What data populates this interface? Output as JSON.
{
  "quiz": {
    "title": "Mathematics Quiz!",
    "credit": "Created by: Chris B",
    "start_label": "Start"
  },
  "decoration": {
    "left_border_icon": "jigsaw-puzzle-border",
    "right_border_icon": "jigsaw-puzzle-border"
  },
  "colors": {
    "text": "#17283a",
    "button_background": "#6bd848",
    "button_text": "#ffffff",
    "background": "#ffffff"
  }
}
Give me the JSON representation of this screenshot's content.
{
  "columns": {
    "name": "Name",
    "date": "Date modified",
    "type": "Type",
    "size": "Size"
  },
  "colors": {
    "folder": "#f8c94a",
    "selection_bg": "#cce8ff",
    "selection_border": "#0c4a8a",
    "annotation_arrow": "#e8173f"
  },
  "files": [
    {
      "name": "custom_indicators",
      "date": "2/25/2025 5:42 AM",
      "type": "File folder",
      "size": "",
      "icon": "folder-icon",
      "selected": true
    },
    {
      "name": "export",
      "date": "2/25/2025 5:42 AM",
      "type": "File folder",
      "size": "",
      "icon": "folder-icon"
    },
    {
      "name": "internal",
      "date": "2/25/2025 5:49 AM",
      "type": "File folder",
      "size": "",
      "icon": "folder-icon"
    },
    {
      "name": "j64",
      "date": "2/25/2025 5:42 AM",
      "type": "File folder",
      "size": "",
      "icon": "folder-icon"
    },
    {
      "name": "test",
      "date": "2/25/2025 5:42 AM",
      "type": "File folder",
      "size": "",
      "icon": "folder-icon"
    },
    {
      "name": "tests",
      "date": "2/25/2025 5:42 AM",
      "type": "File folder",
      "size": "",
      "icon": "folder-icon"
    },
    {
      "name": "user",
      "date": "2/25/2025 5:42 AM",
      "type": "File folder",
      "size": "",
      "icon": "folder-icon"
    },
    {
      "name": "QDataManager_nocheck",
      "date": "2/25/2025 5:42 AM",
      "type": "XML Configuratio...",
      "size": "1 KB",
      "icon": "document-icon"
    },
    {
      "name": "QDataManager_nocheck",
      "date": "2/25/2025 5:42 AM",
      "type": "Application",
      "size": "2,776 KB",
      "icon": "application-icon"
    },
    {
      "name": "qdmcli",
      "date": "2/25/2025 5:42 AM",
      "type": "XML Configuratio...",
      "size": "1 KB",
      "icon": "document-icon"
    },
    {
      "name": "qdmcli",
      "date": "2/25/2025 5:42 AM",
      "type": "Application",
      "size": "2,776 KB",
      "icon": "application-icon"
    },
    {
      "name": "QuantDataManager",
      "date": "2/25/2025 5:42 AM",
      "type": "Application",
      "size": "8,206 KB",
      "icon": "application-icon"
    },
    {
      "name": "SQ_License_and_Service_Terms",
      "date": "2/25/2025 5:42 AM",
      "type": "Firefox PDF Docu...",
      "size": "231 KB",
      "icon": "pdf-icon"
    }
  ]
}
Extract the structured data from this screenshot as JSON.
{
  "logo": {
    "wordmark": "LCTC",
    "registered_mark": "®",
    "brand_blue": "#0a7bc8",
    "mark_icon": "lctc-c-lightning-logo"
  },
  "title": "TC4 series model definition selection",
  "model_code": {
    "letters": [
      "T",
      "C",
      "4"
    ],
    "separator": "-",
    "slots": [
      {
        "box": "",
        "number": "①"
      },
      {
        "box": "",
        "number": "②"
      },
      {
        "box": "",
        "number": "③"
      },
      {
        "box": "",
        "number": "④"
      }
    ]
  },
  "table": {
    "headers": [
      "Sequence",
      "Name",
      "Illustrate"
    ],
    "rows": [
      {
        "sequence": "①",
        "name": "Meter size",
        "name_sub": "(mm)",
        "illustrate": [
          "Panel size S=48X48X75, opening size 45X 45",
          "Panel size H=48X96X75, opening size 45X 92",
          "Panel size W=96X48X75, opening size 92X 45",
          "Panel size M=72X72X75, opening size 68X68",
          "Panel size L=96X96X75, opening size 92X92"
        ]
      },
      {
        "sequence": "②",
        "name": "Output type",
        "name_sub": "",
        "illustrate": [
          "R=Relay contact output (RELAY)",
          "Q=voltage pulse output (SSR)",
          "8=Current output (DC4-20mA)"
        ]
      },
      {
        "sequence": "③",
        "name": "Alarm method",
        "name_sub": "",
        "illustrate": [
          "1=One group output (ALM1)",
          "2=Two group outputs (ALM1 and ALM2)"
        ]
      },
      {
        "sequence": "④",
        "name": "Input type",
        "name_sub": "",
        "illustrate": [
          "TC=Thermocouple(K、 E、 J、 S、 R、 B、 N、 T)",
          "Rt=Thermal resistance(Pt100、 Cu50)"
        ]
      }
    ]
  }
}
○ ○ ○ ○ ○
Copy each line of the data exactly, leaving nothing out.

What data populates this interface? Output as JSON.
{
  "quiz": {
    "title": "Mathematics Quiz!",
    "credit": "Created by: Chris B",
    "start_label": "Start"
  },
  "decoration": {
    "left_border_icon": "jigsaw-puzzle-border",
    "right_border_icon": "jigsaw-puzzle-border"
  },
  "colors": {
    "text": "#17283a",
    "button_background": "#6bd848",
    "button_text": "#ffffff",
    "background": "#ffffff"
  }
}
Give me the JSON representation of this screenshot's content.
{
  "columns": {
    "name": "Name",
    "date": "Date modified",
    "type": "Type",
    "size": "Size"
  },
  "colors": {
    "folder": "#f8c94a",
    "selection_bg": "#cce8ff",
    "selection_border": "#0c4a8a",
    "annotation_arrow": "#e8173f"
  },
  "files": [
    {
      "name": "custom_indicators",
      "date": "2/25/2025 5:42 AM",
      "type": "File folder",
      "size": "",
      "icon": "folder-icon",
      "selected": true
    },
    {
      "name": "export",
      "date": "2/25/2025 5:42 AM",
      "type": "File folder",
      "size": "",
      "icon": "folder-icon"
    },
    {
      "name": "internal",
      "date": "2/25/2025 5:49 AM",
      "type": "File folder",
      "size": "",
      "icon": "folder-icon"
    },
    {
      "name": "j64",
      "date": "2/25/2025 5:42 AM",
      "type": "File folder",
      "size": "",
      "icon": "folder-icon"
    },
    {
      "name": "test",
      "date": "2/25/2025 5:42 AM",
      "type": "File folder",
      "size": "",
      "icon": "folder-icon"
    },
    {
      "name": "tests",
      "date": "2/25/2025 5:42 AM",
      "type": "File folder",
      "size": "",
      "icon": "folder-icon"
    },
    {
      "name": "user",
      "date": "2/25/2025 5:42 AM",
      "type": "File folder",
      "size": "",
      "icon": "folder-icon"
    },
    {
      "name": "QDataManager_nocheck",
      "date": "2/25/2025 5:42 AM",
      "type": "XML Configuratio...",
      "size": "1 KB",
      "icon": "document-icon"
    },
    {
      "name": "QDataManager_nocheck",
      "date": "2/25/2025 5:42 AM",
      "type": "Application",
      "size": "2,776 KB",
      "icon": "application-icon"
    },
    {
      "name": "qdmcli",
      "date": "2/25/2025 5:42 AM",
      "type": "XML Configuratio...",
      "size": "1 KB",
      "icon": "document-icon"
    },
    {
      "name": "qdmcli",
      "date": "2/25/2025 5:42 AM",
      "type": "Application",
      "size": "2,776 KB",
      "icon": "application-icon"
    },
    {
      "name": "QuantDataManager",
      "date": "2/25/2025 5:42 AM",
      "type": "Application",
      "size": "8,206 KB",
      "icon": "application-icon"
    },
    {
      "name": "SQ_License_and_Service_Terms",
      "date": "2/25/2025 5:42 AM",
      "type": "Firefox PDF Docu...",
      "size": "231 KB",
      "icon": "pdf-icon"
    }
  ]
}
Extract the structured data from this screenshot as JSON.
{
  "logo": {
    "wordmark": "LCTC",
    "registered_mark": "®",
    "brand_blue": "#0a7bc8",
    "mark_icon": "lctc-c-lightning-logo"
  },
  "title": "TC4 series model definition selection",
  "model_code": {
    "letters": [
      "T",
      "C",
      "4"
    ],
    "separator": "-",
    "slots": [
      {
        "box": "",
        "number": "①"
      },
      {
        "box": "",
        "number": "②"
      },
      {
        "box": "",
        "number": "③"
      },
      {
        "box": "",
        "number": "④"
      }
    ]
  },
  "table": {
    "headers": [
      "Sequence",
      "Name",
      "Illustrate"
    ],
    "rows": [
      {
        "sequence": "①",
        "name": "Meter size",
        "name_sub": "(mm)",
        "illustrate": [
          "Panel size S=48X48X75, opening size 45X 45",
          "Panel size H=48X96X75, opening size 45X 92",
          "Panel size W=96X48X75, opening size 92X 45",
          "Panel size M=72X72X75, opening size 68X68",
          "Panel size L=96X96X75, opening size 92X92"
        ]
      },
      {
        "sequence": "②",
        "name": "Output type",
        "name_sub": "",
        "illustrate": [
          "R=Relay contact output (RELAY)",
          "Q=voltage pulse output (SSR)",
          "8=Current output (DC4-20mA)"
        ]
      },
      {
        "sequence": "③",
        "name": "Alarm method",
        "name_sub": "",
        "illustrate": [
          "1=One group output (ALM1)",
          "2=Two group outputs (ALM1 and ALM2)"
        ]
      },
      {
        "sequence": "④",
        "name": "Input type",
        "name_sub": "",
        "illustrate": [
          "TC=Thermocouple(K、 E、 J、 S、 R、 B、 N、 T)",
          "Rt=Thermal resistance(Pt100、 Cu50)"
        ]
      }
    ]
  }
}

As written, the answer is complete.